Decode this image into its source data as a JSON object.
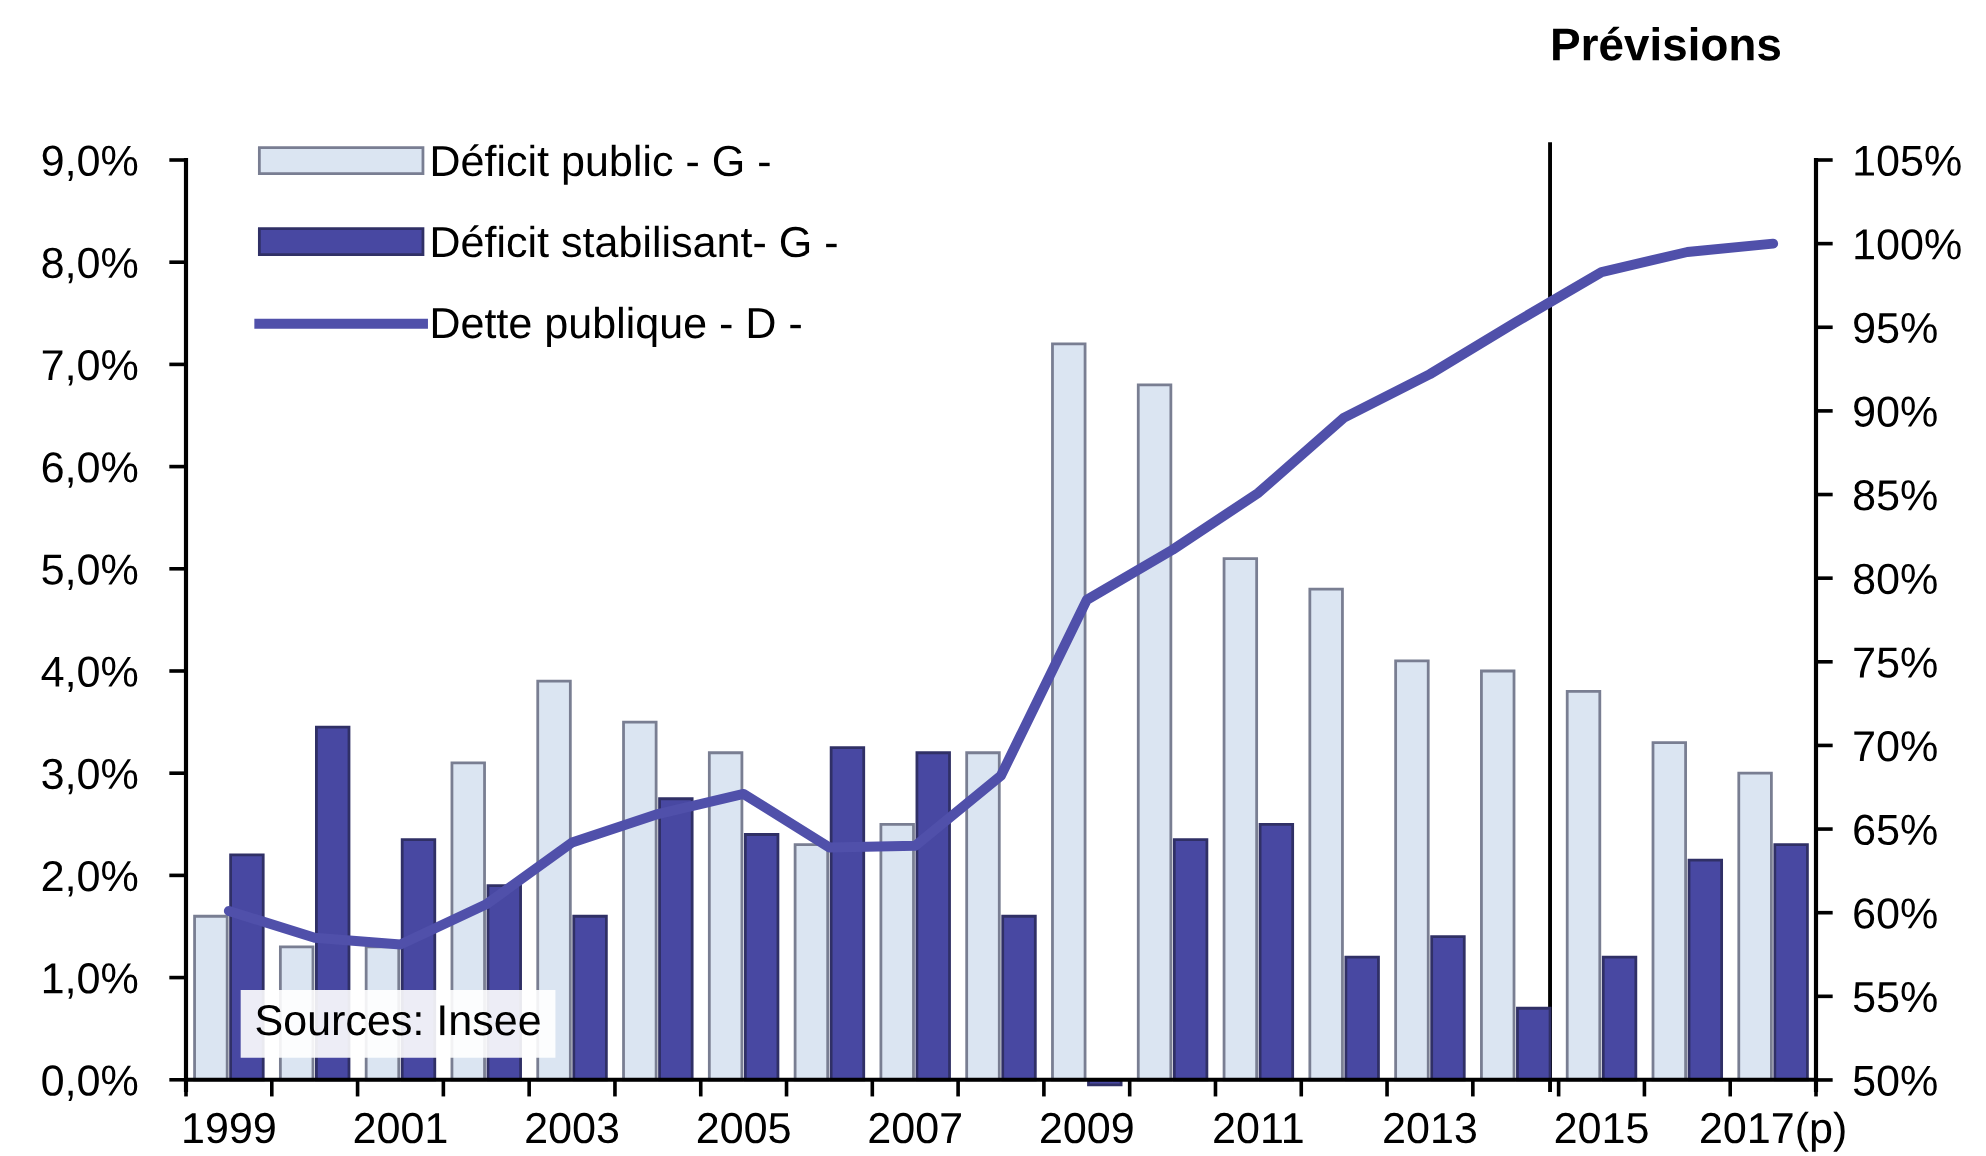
{
  "chart_data": {
    "type": "bar",
    "x": [
      1999,
      2000,
      2001,
      2002,
      2003,
      2004,
      2005,
      2006,
      2007,
      2008,
      2009,
      2010,
      2011,
      2012,
      2013,
      2014,
      2015,
      2016,
      2017
    ],
    "series": [
      {
        "name": "Déficit public - G -",
        "color": "#dbe5f2",
        "values": [
          1.6,
          1.3,
          1.3,
          3.1,
          3.9,
          3.5,
          3.2,
          2.3,
          2.5,
          3.2,
          7.2,
          6.8,
          5.1,
          4.8,
          4.1,
          4.0,
          3.8,
          3.3,
          3.0
        ]
      },
      {
        "name": "Déficit stabilisant- G -",
        "color": "#4848a2",
        "values": [
          2.2,
          3.45,
          2.35,
          1.9,
          1.6,
          2.75,
          2.4,
          3.25,
          3.2,
          1.6,
          -0.05,
          2.35,
          2.5,
          1.2,
          1.4,
          0.7,
          1.2,
          2.15,
          2.3
        ]
      },
      {
        "name": "Dette publique - D -",
        "type": "line",
        "axis": "y2",
        "color": "#5050aa",
        "values": [
          60.1,
          58.5,
          58.1,
          60.5,
          64.2,
          65.9,
          67.1,
          63.9,
          64.0,
          68.2,
          78.7,
          81.7,
          85.1,
          89.6,
          92.2,
          95.3,
          98.3,
          99.5,
          100.0
        ]
      }
    ],
    "xlim": [
      1998.5,
      2017.5
    ],
    "xticks": [
      1999,
      2001,
      2003,
      2005,
      2007,
      2009,
      2011,
      2013,
      2015,
      {
        "value": 2017,
        "label": "2017(p)"
      },
      {
        "value": 1998.5,
        "label": null
      },
      {
        "value": 1999.5,
        "label": null
      },
      {
        "value": 2000.5,
        "label": null
      },
      {
        "value": 2001.5,
        "label": null
      },
      {
        "value": 2002.5,
        "label": null
      },
      {
        "value": 2003.5,
        "label": null
      },
      {
        "value": 2004.5,
        "label": null
      },
      {
        "value": 2005.5,
        "label": null
      },
      {
        "value": 2006.5,
        "label": null
      },
      {
        "value": 2007.5,
        "label": null
      },
      {
        "value": 2008.5,
        "label": null
      },
      {
        "value": 2009.5,
        "label": null
      },
      {
        "value": 2010.5,
        "label": null
      },
      {
        "value": 2011.5,
        "label": null
      },
      {
        "value": 2012.5,
        "label": null
      },
      {
        "value": 2013.5,
        "label": null
      },
      {
        "value": 2014.5,
        "label": null
      },
      {
        "value": 2015.5,
        "label": null
      },
      {
        "value": 2016.5,
        "label": null
      },
      {
        "value": 2017.5,
        "label": null
      }
    ],
    "ylim": [
      -0.1,
      9
    ],
    "yticks": [
      {
        "value": 0,
        "label": "0,0%"
      },
      {
        "value": 1,
        "label": "1,0%"
      },
      {
        "value": 2,
        "label": "2,0%"
      },
      {
        "value": 3,
        "label": "3,0%"
      },
      {
        "value": 4,
        "label": "4,0%"
      },
      {
        "value": 5,
        "label": "5,0%"
      },
      {
        "value": 6,
        "label": "6,0%"
      },
      {
        "value": 7,
        "label": "7,0%"
      },
      {
        "value": 8,
        "label": "8,0%"
      },
      {
        "value": 9,
        "label": "9,0%"
      }
    ],
    "y2lim": [
      49.4,
      105
    ],
    "y2ticks": [
      {
        "value": 50,
        "label": "50%"
      },
      {
        "value": 55,
        "label": "55%"
      },
      {
        "value": 60,
        "label": "60%"
      },
      {
        "value": 65,
        "label": "65%"
      },
      {
        "value": 70,
        "label": "70%"
      },
      {
        "value": 75,
        "label": "75%"
      },
      {
        "value": 80,
        "label": "80%"
      },
      {
        "value": 85,
        "label": "85%"
      },
      {
        "value": 90,
        "label": "90%"
      },
      {
        "value": 95,
        "label": "95%"
      },
      {
        "value": 100,
        "label": "100%"
      },
      {
        "value": 105,
        "label": "105%"
      }
    ],
    "ref_lines": [
      {
        "axis": "x",
        "value": 2014.4,
        "label": "Prévisions",
        "color": "#000000"
      }
    ],
    "annotations": [
      "Sources: Insee"
    ],
    "legend": "top left",
    "grid": false
  }
}
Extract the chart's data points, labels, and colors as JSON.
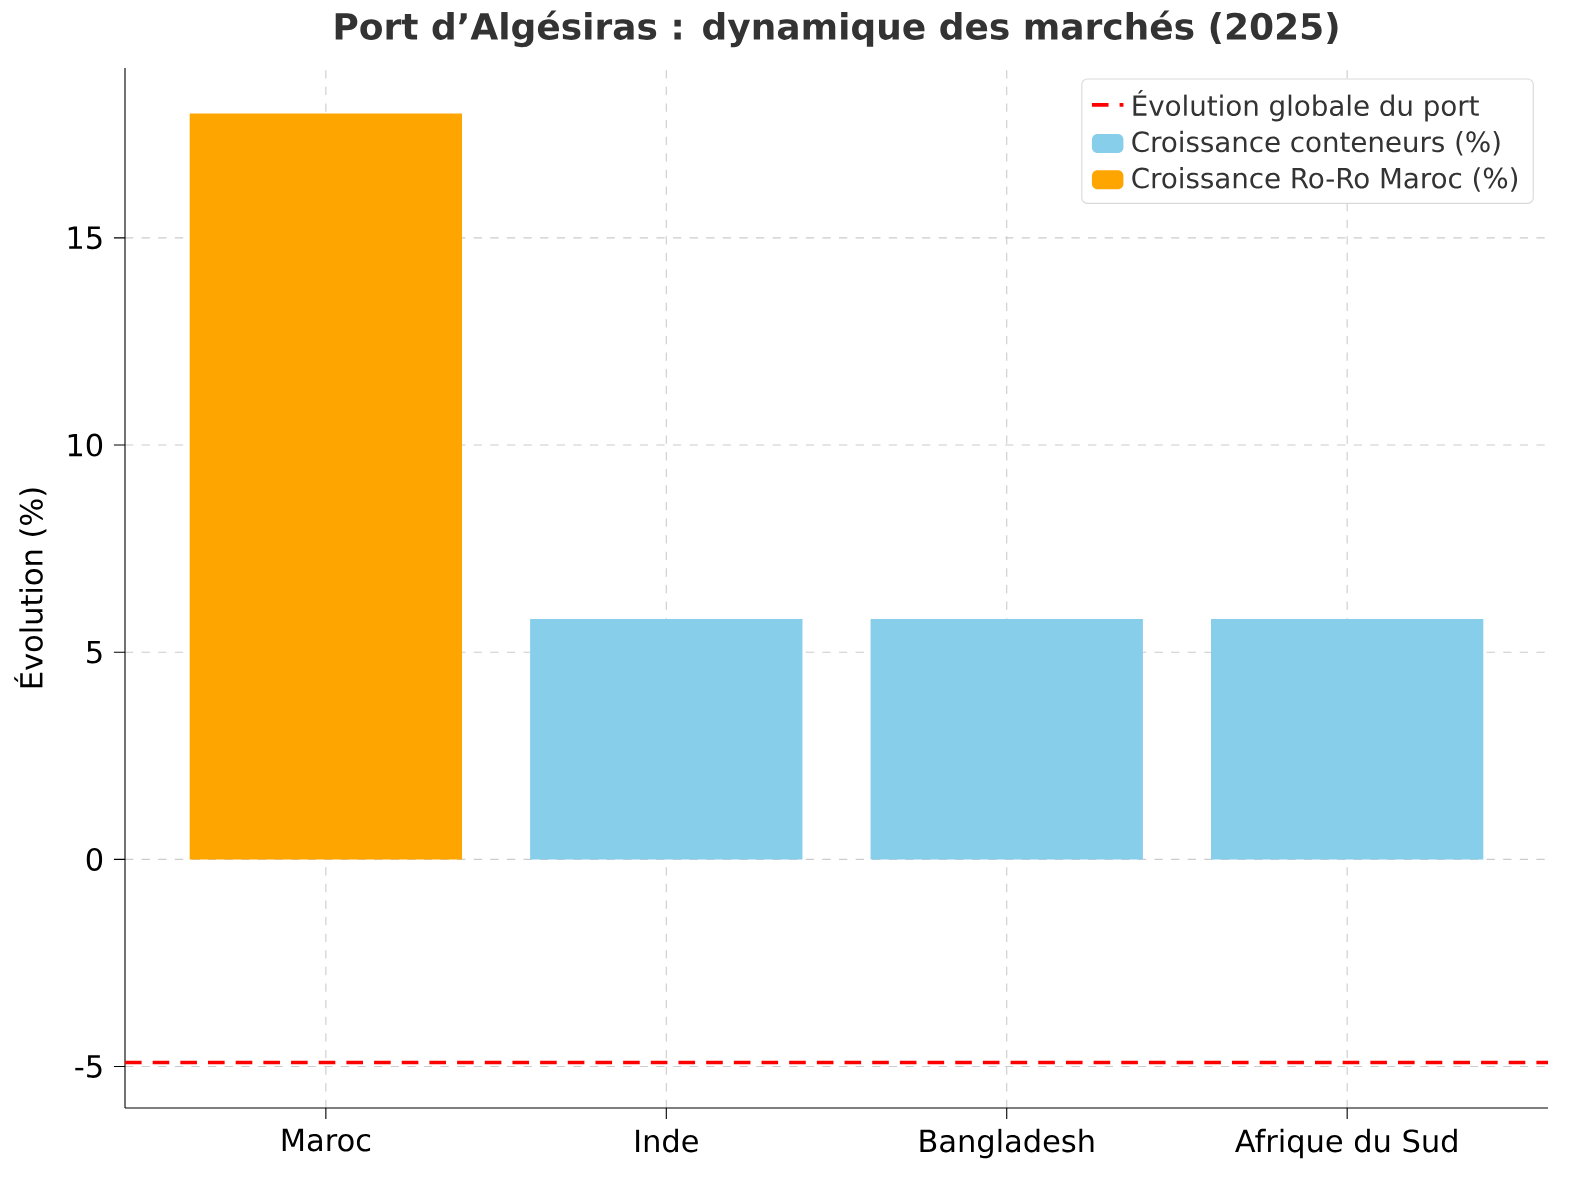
{
  "chart_data": {
    "type": "bar",
    "title": "Port d’Algésiras : dynamique des marchés (2025)",
    "ylabel": "Évolution (%)",
    "categories": [
      "Maroc",
      "Inde",
      "Bangladesh",
      "Afrique du Sud"
    ],
    "series": [
      {
        "name": "Croissance conteneurs (%)",
        "color": "#87ceeb",
        "values": [
          null,
          5.8,
          5.8,
          5.8
        ]
      },
      {
        "name": "Croissance Ro-Ro Maroc (%)",
        "color": "#ffa500",
        "values": [
          18,
          null,
          null,
          null
        ]
      }
    ],
    "ylim": [
      -6,
      19.1
    ],
    "yticks": [
      -5,
      0,
      5,
      10,
      15
    ],
    "ref_lines": [
      {
        "axis": "y",
        "value": -4.9,
        "label": "Évolution globale du port",
        "color": "#ff0000",
        "line_style": "dashed"
      }
    ],
    "grid": true,
    "legend": "top right"
  }
}
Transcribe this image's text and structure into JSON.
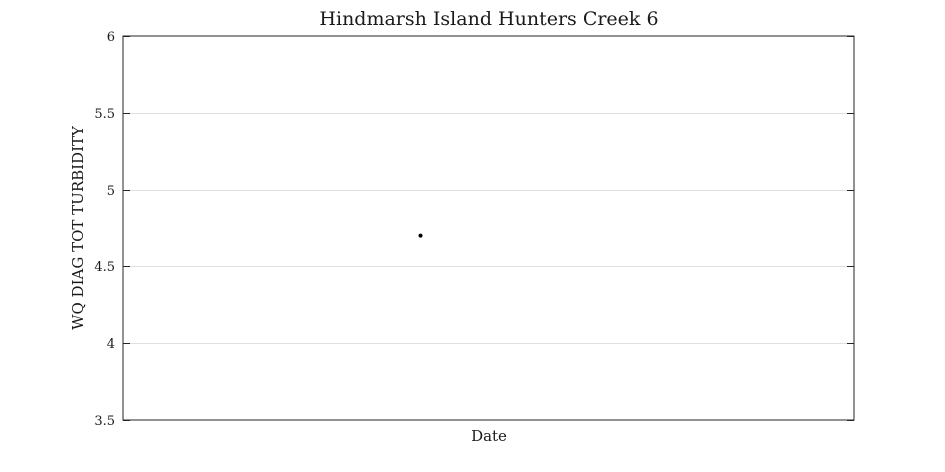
{
  "chart_data": {
    "type": "scatter",
    "title": "Hindmarsh Island Hunters Creek 6",
    "xlabel": "Date",
    "ylabel": "WQ DIAG TOT TURBIDITY",
    "ylim": [
      3.5,
      6
    ],
    "yticks": [
      3.5,
      4,
      4.5,
      5,
      5.5,
      6
    ],
    "ytick_labels": [
      "3.5",
      "4",
      "4.5",
      "5",
      "5.5",
      "6"
    ],
    "xlim": [
      0,
      1
    ],
    "grid": "horizontal",
    "series": [
      {
        "x": [
          0.407
        ],
        "values": [
          4.7
        ]
      }
    ],
    "colors": {
      "points": "#000000",
      "grid": "#e0e0e0",
      "axes": "#262626"
    }
  }
}
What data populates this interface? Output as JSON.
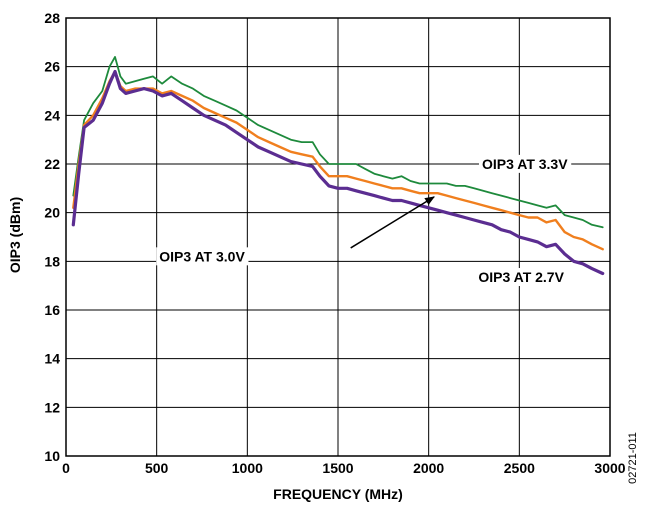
:::
- [Work instructions] All the records need to be repeated exactly, with the images dropped.

- [Finished answer]
Decode this image into its source data as a JSON object.
{
  "chart_data": {
    "type": "bar",
    "x": [
      1999,
      2000,
      2001,
      2002,
      2003,
      2004,
      2005,
      2006,
      2007,
      2008,
      2009,
      2010,
      2011,
      2012,
      2013,
      2014,
      2015,
      2016,
      2017
    ],
    "series": [
      {
        "name": "Déficit public - G -",
        "color": "#dbe5f2",
        "values": [
          1.6,
          1.3,
          1.3,
          3.1,
          3.9,
          3.5,
          3.2,
          2.3,
          2.5,
          3.2,
          7.2,
          6.8,
          5.1,
          4.8,
          4.1,
          4.0,
          3.8,
          3.3,
          3.0
        ]
      },
      {
        "name": "Déficit stabilisant- G -",
        "color": "#4848a2",
        "values": [
          2.2,
          3.45,
          2.35,
          1.9,
          1.6,
          2.75,
          2.4,
          3.25,
          3.2,
          1.6,
          -0.05,
          2.35,
          2.5,
          1.2,
          1.4,
          0.7,
          1.2,
          2.15,
          2.3
        ]
      },
      {
        "name": "Dette publique - D -",
        "type": "line",
        "axis": "y2",
        "color": "#5050aa",
        "values": [
          60.1,
          58.5,
          58.1,
          60.5,
          64.2,
          65.9,
          67.1,
          63.9,
          64.0,
          68.2,
          78.7,
          81.7,
          85.1,
          89.6,
          92.2,
          95.3,
          98.3,
          99.5,
          100.0
        ]
      }
    ],
    "xlim": [
      1998.5,
      2017.5
    ],
    "xticks": [
      1999,
      2001,
      2003,
      2005,
      2007,
      2009,
      2011,
      2013,
      2015,
      {
        "value": 2017,
        "label": "2017(p)"
      },
      {
        "value": 1998.5,
        "label": null
      },
      {
        "value": 1999.5,
        "label": null
      },
      {
        "value": 2000.5,
        "label": null
      },
      {
        "value": 2001.5,
        "label": null
      },
      {
        "value": 2002.5,
        "label": null
      },
      {
        "value": 2003.5,
        "label": null
      },
      {
        "value": 2004.5,
        "label": null
      },
      {
        "value": 2005.5,
        "label": null
      },
      {
        "value": 2006.5,
        "label": null
      },
      {
        "value": 2007.5,
        "label": null
      },
      {
        "value": 2008.5,
        "label": null
      },
      {
        "value": 2009.5,
        "label": null
      },
      {
        "value": 2010.5,
        "label": null
      },
      {
        "value": 2011.5,
        "label": null
      },
      {
        "value": 2012.5,
        "label": null
      },
      {
        "value": 2013.5,
        "label": null
      },
      {
        "value": 2014.5,
        "label": null
      },
      {
        "value": 2015.5,
        "label": null
      },
      {
        "value": 2016.5,
        "label": null
      },
      {
        "value": 2017.5,
        "label": null
      }
    ],
    "ylim": [
      -0.1,
      9
    ],
    "yticks": [
      {
        "value": 0,
        "label": "0,0%"
      },
      {
        "value": 1,
        "label": "1,0%"
      },
      {
        "value": 2,
        "label": "2,0%"
      },
      {
        "value": 3,
        "label": "3,0%"
      },
      {
        "value": 4,
        "label": "4,0%"
      },
      {
        "value": 5,
        "label": "5,0%"
      },
      {
        "value": 6,
        "label": "6,0%"
      },
      {
        "value": 7,
        "label": "7,0%"
      },
      {
        "value": 8,
        "label": "8,0%"
      },
      {
        "value": 9,
        "label": "9,0%"
      }
    ],
    "y2lim": [
      49.4,
      105
    ],
    "y2ticks": [
      {
        "value": 50,
        "label": "50%"
      },
      {
        "value": 55,
        "label": "55%"
      },
      {
        "value": 60,
        "label": "60%"
      },
      {
        "value": 65,
        "label": "65%"
      },
      {
        "value": 70,
        "label": "70%"
      },
      {
        "value": 75,
        "label": "75%"
      },
      {
        "value": 80,
        "label": "80%"
      },
      {
        "value": 85,
        "label": "85%"
      },
      {
        "value": 90,
        "label": "90%"
      },
      {
        "value": 95,
        "label": "95%"
      },
      {
        "value": 100,
        "label": "100%"
      },
      {
        "value": 105,
        "label": "105%"
      }
    ],
    "ref_lines": [
      {
        "axis": "x",
        "value": 2014.4,
        "label": "Prévisions",
        "color": "#000000"
      }
    ],
    "annotations": [
      "Sources: Insee"
    ],
    "legend": "top left",
    "grid": false
  }
}
Extract the chart's data points, labels, and colors as JSON.
{
  "chart_data": {
    "type": "bar",
    "title": "Port d’Algésiras : dynamique des marchés (2025)",
    "ylabel": "Évolution (%)",
    "categories": [
      "Maroc",
      "Inde",
      "Bangladesh",
      "Afrique du Sud"
    ],
    "series": [
      {
        "name": "Croissance conteneurs (%)",
        "color": "#87ceeb",
        "values": [
          null,
          5.8,
          5.8,
          5.8
        ]
      },
      {
        "name": "Croissance Ro-Ro Maroc (%)",
        "color": "#ffa500",
        "values": [
          18,
          null,
          null,
          null
        ]
      }
    ],
    "ylim": [
      -6,
      19.1
    ],
    "yticks": [
      -5,
      0,
      5,
      10,
      15
    ],
    "ref_lines": [
      {
        "axis": "y",
        "value": -4.9,
        "label": "Évolution globale du port",
        "color": "#ff0000",
        "line_style": "dashed"
      }
    ],
    "grid": true,
    "legend": "top right"
  }
}
Transcribe this image's text and structure into JSON.
{
  "chart_data": {
    "type": "scatter",
    "title": "Hindmarsh Island Hunters Creek 6",
    "xlabel": "Date",
    "ylabel": "WQ DIAG TOT TURBIDITY",
    "ylim": [
      3.5,
      6
    ],
    "yticks": [
      3.5,
      4,
      4.5,
      5,
      5.5,
      6
    ],
    "ytick_labels": [
      "3.5",
      "4",
      "4.5",
      "5",
      "5.5",
      "6"
    ],
    "xlim": [
      0,
      1
    ],
    "grid": "horizontal",
    "series": [
      {
        "x": [
          0.407
        ],
        "values": [
          4.7
        ]
      }
    ],
    "colors": {
      "points": "#000000",
      "grid": "#e0e0e0",
      "axes": "#262626"
    }
  }
}
What data populates this interface? Output as JSON.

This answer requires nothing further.